YOUR GOAL: Return the number of lines that contain the word "物以类聚", and return nothing else.

** BEGIN INPUT DATA **

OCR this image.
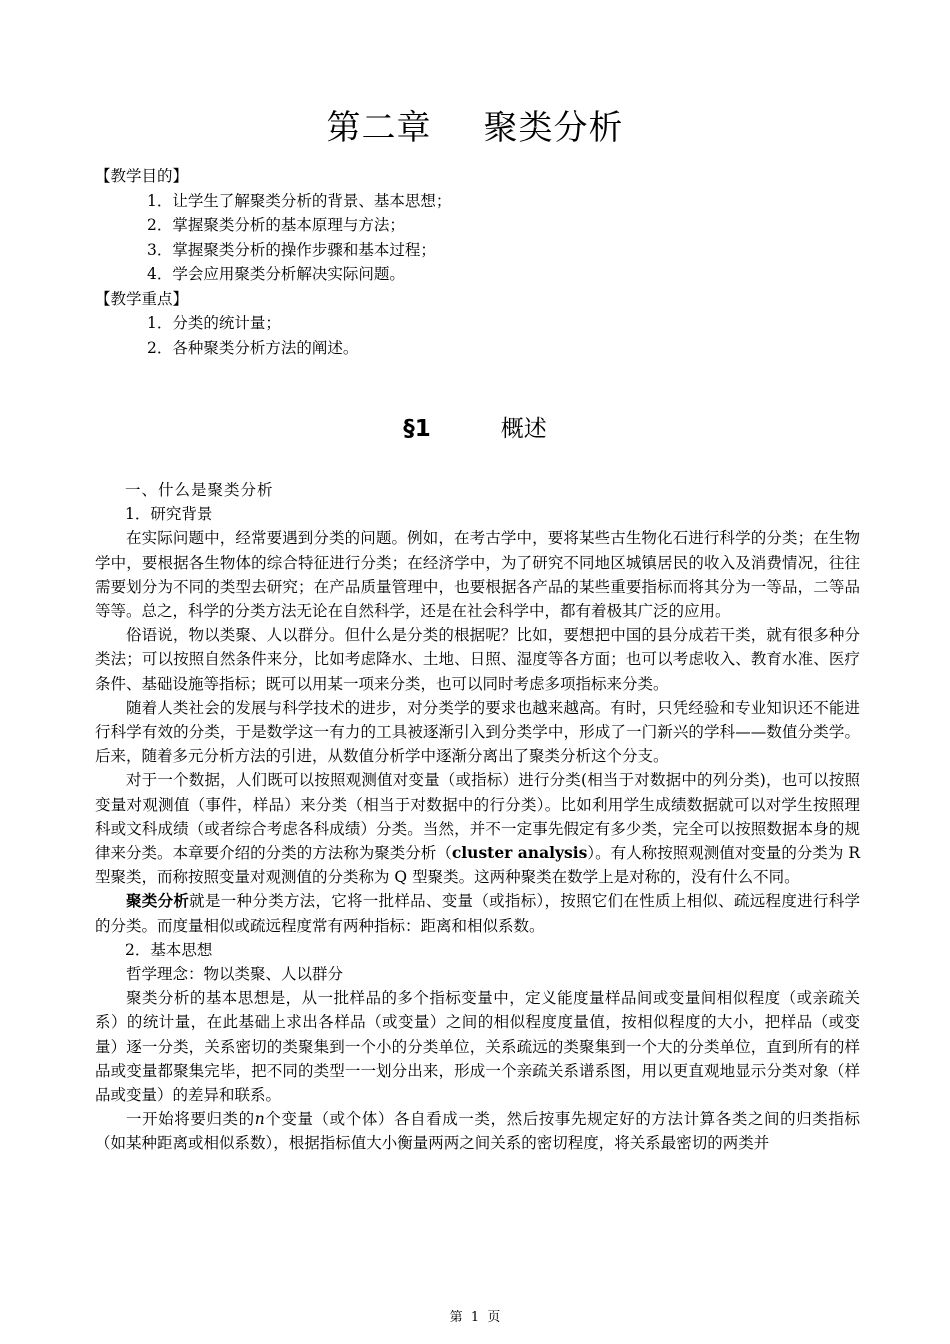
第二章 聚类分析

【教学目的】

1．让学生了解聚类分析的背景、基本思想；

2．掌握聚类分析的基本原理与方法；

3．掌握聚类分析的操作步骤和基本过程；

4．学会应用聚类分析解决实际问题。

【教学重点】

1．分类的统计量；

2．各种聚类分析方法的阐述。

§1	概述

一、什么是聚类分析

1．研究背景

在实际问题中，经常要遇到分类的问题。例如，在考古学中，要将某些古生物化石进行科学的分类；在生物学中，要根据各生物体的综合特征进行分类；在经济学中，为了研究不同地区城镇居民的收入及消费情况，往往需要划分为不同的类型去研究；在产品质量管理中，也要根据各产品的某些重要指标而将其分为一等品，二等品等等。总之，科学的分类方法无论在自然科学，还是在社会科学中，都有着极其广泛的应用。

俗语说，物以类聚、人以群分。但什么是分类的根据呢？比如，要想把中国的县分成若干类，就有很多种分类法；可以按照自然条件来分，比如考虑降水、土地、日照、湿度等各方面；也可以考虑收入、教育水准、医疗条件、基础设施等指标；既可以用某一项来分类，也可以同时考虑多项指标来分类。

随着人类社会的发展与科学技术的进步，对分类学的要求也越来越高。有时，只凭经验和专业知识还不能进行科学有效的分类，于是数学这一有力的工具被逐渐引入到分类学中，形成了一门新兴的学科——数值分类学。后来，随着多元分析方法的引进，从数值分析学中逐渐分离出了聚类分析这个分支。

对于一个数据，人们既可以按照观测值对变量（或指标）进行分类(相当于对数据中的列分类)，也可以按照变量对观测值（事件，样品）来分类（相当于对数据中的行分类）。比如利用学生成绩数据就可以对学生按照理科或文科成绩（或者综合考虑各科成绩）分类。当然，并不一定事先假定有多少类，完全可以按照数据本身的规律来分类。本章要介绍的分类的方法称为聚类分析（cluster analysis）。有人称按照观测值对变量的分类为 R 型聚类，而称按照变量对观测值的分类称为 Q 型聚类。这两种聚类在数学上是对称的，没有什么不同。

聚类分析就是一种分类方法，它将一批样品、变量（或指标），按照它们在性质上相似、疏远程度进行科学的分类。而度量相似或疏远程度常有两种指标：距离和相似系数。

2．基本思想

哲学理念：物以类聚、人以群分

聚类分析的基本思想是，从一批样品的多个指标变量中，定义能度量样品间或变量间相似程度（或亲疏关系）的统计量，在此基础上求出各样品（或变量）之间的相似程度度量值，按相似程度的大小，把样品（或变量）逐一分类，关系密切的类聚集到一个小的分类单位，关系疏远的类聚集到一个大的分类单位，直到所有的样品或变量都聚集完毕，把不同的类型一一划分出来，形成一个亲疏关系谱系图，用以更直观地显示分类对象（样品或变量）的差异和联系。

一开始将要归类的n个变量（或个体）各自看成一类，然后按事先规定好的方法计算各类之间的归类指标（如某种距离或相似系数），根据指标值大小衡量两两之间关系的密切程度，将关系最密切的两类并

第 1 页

** END INPUT DATA **
** BEGIN INPUT DATA **

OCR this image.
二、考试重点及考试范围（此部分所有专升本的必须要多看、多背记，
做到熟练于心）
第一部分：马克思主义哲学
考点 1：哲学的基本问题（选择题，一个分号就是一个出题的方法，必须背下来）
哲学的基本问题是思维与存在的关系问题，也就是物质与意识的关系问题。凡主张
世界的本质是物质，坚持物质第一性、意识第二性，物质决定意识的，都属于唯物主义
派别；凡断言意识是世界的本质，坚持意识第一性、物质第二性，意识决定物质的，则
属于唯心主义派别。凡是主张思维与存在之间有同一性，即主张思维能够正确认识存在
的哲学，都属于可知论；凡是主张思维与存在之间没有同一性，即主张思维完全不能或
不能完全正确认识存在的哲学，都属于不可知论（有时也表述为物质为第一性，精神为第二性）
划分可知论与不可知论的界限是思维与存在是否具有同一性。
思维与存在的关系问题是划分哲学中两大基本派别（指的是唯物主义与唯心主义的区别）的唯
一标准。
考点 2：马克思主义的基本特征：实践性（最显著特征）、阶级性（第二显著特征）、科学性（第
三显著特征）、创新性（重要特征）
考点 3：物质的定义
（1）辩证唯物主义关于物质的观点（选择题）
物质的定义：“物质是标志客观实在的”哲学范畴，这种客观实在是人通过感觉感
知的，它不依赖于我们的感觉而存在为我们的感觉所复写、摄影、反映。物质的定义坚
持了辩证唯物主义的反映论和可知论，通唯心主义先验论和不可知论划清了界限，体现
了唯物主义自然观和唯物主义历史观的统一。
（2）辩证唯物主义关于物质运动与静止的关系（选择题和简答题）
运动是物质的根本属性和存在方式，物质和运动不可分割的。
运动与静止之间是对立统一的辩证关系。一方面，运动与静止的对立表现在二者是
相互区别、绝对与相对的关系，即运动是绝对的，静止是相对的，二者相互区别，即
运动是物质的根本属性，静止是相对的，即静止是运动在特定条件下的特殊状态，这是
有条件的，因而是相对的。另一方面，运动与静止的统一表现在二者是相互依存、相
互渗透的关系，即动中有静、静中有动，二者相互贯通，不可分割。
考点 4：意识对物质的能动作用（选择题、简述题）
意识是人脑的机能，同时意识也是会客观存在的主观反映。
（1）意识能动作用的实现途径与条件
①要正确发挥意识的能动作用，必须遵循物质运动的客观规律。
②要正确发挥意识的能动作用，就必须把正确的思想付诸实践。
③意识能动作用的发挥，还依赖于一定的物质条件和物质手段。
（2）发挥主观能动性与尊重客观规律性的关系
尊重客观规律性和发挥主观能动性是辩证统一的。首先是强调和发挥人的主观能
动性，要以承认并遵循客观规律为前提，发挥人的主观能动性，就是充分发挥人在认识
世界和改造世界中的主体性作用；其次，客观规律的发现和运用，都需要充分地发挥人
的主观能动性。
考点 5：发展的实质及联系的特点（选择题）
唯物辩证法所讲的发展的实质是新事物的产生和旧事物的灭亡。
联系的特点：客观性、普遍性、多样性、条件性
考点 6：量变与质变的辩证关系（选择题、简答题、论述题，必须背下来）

** END INPUT DATA **

SOLVED EXERCISE: 2